Set exercise: In the entries below, find the lines with the word "Малодорское" and copy them.

:::::

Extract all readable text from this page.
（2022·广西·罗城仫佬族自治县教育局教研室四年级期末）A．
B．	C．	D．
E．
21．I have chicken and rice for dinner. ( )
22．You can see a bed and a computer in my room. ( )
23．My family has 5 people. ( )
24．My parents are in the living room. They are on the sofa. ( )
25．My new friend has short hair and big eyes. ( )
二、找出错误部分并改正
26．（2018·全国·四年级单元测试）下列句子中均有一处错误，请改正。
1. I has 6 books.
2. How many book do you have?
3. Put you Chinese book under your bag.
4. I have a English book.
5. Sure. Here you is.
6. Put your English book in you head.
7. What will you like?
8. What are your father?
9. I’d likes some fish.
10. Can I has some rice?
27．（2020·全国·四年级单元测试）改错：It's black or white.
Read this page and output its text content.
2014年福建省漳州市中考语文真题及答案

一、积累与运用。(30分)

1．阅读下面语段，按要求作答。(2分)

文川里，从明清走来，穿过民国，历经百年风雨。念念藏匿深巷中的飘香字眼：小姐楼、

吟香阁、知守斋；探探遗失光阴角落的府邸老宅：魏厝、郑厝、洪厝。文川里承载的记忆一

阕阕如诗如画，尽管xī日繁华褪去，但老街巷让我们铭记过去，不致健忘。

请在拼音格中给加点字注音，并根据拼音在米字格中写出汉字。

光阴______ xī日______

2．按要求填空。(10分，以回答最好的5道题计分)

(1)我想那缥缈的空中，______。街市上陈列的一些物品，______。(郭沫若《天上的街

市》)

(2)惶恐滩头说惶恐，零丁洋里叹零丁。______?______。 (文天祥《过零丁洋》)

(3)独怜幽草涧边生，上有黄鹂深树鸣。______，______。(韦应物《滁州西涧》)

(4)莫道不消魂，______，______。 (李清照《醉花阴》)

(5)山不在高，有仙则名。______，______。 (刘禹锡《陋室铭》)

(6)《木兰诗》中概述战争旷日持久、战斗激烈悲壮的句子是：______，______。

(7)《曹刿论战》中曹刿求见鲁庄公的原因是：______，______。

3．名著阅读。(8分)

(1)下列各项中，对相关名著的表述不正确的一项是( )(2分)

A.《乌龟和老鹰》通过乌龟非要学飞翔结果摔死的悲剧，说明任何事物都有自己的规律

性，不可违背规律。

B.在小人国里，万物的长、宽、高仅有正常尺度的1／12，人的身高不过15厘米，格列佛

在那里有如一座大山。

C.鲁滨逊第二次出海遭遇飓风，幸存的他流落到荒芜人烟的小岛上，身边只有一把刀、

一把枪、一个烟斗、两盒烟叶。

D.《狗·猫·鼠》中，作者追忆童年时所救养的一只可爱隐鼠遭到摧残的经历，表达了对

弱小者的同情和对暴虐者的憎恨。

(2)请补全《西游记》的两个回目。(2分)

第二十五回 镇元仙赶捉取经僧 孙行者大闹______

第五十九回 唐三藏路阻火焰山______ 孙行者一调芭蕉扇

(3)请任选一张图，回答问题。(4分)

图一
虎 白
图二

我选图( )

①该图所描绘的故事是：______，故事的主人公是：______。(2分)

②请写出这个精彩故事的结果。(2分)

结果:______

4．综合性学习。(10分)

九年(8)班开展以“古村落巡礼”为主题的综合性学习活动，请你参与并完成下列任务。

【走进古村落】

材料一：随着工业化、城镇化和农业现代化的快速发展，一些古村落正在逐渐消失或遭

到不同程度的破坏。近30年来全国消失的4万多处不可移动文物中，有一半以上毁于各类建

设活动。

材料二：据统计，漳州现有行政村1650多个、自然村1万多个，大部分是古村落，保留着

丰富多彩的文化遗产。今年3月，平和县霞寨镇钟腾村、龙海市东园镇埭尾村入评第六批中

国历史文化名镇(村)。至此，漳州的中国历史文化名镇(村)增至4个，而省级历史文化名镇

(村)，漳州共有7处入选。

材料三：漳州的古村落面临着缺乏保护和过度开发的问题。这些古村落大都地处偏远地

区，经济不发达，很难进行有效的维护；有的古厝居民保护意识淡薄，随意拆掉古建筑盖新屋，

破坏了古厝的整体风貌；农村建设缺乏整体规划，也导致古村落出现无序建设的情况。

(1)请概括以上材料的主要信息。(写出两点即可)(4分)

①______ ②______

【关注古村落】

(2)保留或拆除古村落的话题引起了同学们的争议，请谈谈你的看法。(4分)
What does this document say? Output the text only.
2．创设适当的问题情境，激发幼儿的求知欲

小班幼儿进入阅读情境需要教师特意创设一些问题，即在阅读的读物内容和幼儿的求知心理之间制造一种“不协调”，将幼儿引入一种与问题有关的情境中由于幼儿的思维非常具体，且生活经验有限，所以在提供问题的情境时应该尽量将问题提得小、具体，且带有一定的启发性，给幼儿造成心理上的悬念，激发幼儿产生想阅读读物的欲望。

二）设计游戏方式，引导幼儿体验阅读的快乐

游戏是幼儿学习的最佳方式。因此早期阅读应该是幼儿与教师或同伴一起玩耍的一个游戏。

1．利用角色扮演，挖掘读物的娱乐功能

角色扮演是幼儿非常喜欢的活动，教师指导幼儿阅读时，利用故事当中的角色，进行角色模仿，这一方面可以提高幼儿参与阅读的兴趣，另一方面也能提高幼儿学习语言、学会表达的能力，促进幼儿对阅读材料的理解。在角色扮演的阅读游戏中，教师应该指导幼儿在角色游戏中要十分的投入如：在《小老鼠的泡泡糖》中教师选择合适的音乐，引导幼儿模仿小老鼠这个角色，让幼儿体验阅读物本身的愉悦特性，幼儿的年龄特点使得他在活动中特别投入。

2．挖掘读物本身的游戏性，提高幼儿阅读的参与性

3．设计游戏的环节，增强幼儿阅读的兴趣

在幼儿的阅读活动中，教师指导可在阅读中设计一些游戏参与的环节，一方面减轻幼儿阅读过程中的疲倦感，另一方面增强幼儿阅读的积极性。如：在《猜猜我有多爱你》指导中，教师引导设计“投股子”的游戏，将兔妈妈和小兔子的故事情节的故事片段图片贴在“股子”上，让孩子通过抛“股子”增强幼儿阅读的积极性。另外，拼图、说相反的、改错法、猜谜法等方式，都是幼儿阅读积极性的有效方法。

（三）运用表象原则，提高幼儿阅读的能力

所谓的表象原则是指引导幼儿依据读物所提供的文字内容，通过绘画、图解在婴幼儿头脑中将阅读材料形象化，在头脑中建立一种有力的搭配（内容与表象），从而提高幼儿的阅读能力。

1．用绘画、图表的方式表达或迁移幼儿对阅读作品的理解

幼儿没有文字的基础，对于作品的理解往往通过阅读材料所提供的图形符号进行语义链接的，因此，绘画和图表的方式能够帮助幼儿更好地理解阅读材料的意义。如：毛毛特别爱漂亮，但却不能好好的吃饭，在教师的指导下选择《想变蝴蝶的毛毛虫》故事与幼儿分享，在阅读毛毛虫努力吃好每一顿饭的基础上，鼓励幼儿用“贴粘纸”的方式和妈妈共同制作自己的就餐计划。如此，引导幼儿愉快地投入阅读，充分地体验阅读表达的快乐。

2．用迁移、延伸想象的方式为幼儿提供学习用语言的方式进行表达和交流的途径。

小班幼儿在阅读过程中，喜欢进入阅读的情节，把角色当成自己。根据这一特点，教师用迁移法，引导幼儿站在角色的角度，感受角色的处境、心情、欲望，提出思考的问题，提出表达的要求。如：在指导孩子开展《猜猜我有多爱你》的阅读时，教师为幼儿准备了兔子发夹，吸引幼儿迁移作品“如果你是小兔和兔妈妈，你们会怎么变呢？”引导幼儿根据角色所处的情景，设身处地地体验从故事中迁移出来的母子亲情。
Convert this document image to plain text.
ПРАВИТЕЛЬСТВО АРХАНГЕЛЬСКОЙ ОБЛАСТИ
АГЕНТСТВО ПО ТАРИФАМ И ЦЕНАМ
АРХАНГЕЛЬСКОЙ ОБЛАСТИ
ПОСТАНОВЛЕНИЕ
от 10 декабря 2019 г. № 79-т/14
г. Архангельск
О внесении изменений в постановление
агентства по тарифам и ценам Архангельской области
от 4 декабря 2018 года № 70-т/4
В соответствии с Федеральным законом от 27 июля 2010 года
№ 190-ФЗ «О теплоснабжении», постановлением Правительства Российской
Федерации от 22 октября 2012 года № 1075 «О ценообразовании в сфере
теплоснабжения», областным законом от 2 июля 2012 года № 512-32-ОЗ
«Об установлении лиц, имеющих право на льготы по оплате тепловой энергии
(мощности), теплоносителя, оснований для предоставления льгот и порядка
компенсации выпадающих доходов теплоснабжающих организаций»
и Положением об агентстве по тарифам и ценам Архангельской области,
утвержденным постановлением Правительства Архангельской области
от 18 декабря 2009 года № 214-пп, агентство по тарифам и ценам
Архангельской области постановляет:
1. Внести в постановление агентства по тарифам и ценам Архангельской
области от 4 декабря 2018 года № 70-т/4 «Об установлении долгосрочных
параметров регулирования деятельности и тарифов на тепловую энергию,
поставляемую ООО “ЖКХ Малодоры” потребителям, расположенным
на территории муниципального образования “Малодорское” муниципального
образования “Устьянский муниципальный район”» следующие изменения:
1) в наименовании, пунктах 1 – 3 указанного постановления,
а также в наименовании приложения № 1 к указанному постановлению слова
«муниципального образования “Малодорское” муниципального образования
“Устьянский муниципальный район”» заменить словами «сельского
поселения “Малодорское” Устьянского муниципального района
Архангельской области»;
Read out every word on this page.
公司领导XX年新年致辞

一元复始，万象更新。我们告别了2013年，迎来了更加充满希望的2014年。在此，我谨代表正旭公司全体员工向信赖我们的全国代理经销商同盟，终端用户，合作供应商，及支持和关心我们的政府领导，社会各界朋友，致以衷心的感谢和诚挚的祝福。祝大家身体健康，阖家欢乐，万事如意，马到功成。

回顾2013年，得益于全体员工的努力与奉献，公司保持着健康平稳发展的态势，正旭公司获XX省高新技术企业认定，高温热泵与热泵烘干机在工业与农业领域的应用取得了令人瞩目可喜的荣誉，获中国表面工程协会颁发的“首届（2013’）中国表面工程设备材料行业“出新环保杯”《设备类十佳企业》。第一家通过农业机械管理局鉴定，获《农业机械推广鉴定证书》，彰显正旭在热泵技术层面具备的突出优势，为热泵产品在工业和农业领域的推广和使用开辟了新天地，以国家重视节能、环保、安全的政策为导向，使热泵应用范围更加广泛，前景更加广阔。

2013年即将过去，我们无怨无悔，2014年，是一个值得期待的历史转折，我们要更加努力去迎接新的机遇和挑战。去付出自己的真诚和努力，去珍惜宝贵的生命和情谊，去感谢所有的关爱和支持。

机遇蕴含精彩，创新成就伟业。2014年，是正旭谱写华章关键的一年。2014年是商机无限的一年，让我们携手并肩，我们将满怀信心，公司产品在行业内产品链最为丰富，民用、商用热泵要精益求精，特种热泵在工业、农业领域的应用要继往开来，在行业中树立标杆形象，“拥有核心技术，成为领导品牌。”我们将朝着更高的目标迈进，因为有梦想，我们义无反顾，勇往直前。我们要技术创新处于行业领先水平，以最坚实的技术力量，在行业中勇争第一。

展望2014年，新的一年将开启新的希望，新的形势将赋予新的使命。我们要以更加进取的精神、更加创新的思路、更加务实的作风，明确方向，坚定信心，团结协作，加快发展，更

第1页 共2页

:::::

Exercise response:
на территории муниципального образования “Малодорское” муниципального
«муниципального образования “Малодорское” муниципального образования
поселения “Малодорское” Устьянского муниципального района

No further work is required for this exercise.